__Da svolgere__
#1 Stabilisci se le affermazioni (a), (b) e (c) concordano con il testo sulla Sardegna. Per ciascuna rispondi sì o no e cita alla lettera le parole del testo che lo decidono. (a) Il pacchetto legislativo d'eccezione viene approvato oltremare. (b) Le voci contrarie criticano il progresso in sé. (c) L'editto che abolì il feudalesimo è del 12 maggio 1848.
#2 Traduci in inglese questa frase del testo sulla Sardegna: «Il meccanismo è lo stesso del disboscamento, dell’estrazione mineraria e dell’industrializzazione forzata (ecco perché parlo di «quarta colonizzazione»).»
#3 Prosegui il testo sulla Sardegna a partire dalla sua ultima frase.

__Testo del documento__
_ _ _ _
Oggi le élites modernizzatrici vogliono imporre alla Sardegna una nuova «catastrofe antropologica», scaricando sulle spalle di un ecosistema sociale fragile, frammentato e impoverito da numerosi cicli di penetrazione coloniale, il peso della transizione energetica. Il meccanismo è lo stesso del disboscamento, dell’estrazione mineraria e dell’industrializzazione forzata (ecco perché parlo di «quarta colonizzazione»). La cosa funziona più o meno così: oltremare viene approvato un pacchetto legislativo d’eccezione che non si può discutere, questo viene presentato sotto la dimensione della razionalità e della modernità da parte dei proconsoli sardi al potere. Poi si inizia a deridere le voci contrarie, attribuendogli vari epiteti denigratori come «antimoderni», «atavici», «passatisti», «retrogradi» e si usano questi dispositivi egemonici per demonizzare e mettere in cattiva luce tutte quelle realtà che criticano non il progresso in sé, ma le modalità di realizzazione. Il paradosso è che, nonostante la retorica del nuovismo e del modernismo, agisca sempre lo stesso schema applicato con l’abolizione del feudalesimo con l’editto del 12 maggio 1838.
_ _ _ _
__Dati forniti__
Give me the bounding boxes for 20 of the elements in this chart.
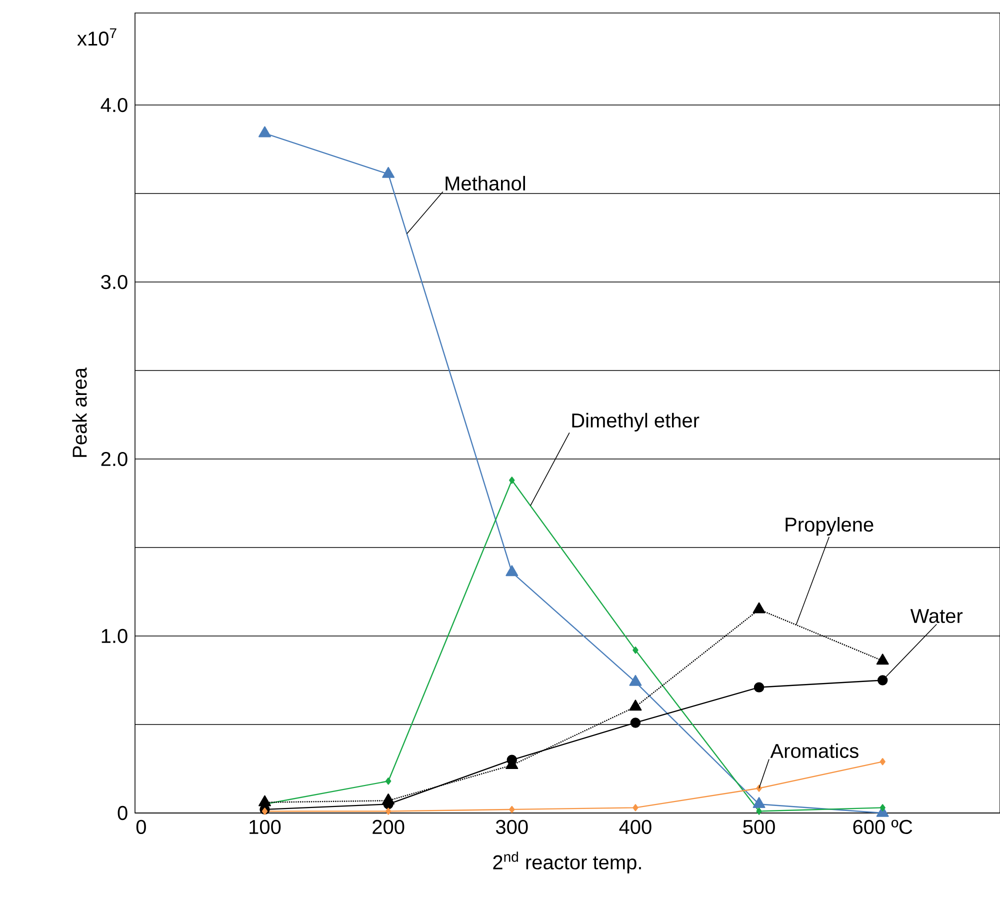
_ _ _ _
__Risultati dell'esercizio__
#1
(a) Sì: «oltremare viene approvato un pacchetto legislativo d’eccezione che non si può discutere».
(b) No: «criticano non il progresso in sé, ma le modalità di realizzazione».
(c) No: «con l’editto del 12 maggio 1838».

#2 The mechanism is the same as that of deforestation, mining, and forced industrialization (which is why I speak of a "fourth colonization").

#3
Le modalità di applicazione della «transizione energetica» al contesto sardo ricordano infatti da vicino il cosiddetto «riscatto dei feudi». Alla fine del Settecento si sviluppò, come è noto, un movimento rivoluzionario antifeudale e repubblicano che fu schiacciato nel sangue dalla reazione alleata con la casata reale. Le stesse élites protagoniste della reazione più nera abolirono successivamente i rapporti feudali, prendendo però queste misure non nell’interesse degli strati popolari protagonisti della “Sarda Rivolutzione”, bensì soddisfacendo gli stessi interessi delle dirigenze che pochi decenni prima avevano soffocato nel sangue la ribellione antifeudale e antipiemontese. Così si optò per la pratica dell’«affrancamento», ossia il riscatto diretto del rispettivo territorio da parte dei Comuni, scaricando dunque sui vassalli (cioè sui contadini e sui subalterni in generale) prezzi di riscatto che spesso risultavano anche molto maggiori rispetto al valore reale delle terre riscattate (https://www.fondazionesardinia.eu/ita/?p=16448 ).
Esattamente come allora, il piano è di realizzare un provvedimento oggettivamente necessario e inderogabile (l’«abolizione del feudalesimo» al tempo e la «transizione energetica» oggi) in una maniera che escluda il popolo sardo da ogni decisione e che imponga sulla testa delle comunità sarde una nuova forma di potere antidemocratica e autoritaria, utilizzando la mitologia della modernità, come arma per tenere a bada le giuste istanze di sovranità e autodeterminazione del popolo sardo.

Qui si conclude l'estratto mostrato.